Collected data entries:
--

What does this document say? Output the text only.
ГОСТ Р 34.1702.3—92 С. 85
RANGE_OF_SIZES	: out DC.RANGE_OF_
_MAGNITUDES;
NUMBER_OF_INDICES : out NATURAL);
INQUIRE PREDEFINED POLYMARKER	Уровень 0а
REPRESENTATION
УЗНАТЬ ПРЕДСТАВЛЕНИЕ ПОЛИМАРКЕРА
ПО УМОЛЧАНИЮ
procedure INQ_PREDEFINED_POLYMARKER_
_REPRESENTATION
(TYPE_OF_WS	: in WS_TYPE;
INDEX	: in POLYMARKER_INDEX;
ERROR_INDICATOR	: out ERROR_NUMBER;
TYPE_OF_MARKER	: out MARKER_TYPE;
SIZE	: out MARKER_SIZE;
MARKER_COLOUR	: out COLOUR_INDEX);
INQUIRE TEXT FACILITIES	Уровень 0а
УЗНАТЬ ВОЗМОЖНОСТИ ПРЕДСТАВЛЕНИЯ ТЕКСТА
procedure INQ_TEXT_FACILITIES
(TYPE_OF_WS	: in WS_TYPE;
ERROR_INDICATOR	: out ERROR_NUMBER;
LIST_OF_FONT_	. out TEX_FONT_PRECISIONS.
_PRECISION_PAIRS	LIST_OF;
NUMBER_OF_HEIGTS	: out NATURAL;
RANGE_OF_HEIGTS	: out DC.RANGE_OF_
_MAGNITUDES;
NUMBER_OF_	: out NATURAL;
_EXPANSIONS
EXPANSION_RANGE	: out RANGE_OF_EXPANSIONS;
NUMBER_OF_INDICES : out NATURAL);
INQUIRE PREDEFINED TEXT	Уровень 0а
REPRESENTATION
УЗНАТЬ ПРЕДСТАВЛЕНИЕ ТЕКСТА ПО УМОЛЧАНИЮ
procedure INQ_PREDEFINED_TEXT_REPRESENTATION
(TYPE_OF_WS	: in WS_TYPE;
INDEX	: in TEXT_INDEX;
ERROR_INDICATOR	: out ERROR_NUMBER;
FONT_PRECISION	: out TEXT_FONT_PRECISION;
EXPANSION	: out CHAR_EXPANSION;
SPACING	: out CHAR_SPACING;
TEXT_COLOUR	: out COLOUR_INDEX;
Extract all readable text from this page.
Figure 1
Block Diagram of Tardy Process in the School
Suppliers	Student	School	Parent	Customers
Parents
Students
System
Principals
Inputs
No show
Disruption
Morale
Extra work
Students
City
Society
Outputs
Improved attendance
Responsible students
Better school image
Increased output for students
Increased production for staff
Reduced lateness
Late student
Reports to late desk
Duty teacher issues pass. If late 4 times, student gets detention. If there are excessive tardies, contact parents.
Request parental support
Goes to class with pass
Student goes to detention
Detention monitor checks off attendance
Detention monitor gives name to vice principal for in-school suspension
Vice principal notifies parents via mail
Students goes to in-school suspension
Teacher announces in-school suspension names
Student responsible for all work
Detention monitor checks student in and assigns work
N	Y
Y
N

--

Extract all lines of the records above that include "INQUIRE".

The solution:
INQUIRE PREDEFINED POLYMARKER	Уровень 0а
INQUIRE TEXT FACILITIES	Уровень 0а
INQUIRE PREDEFINED TEXT	Уровень 0а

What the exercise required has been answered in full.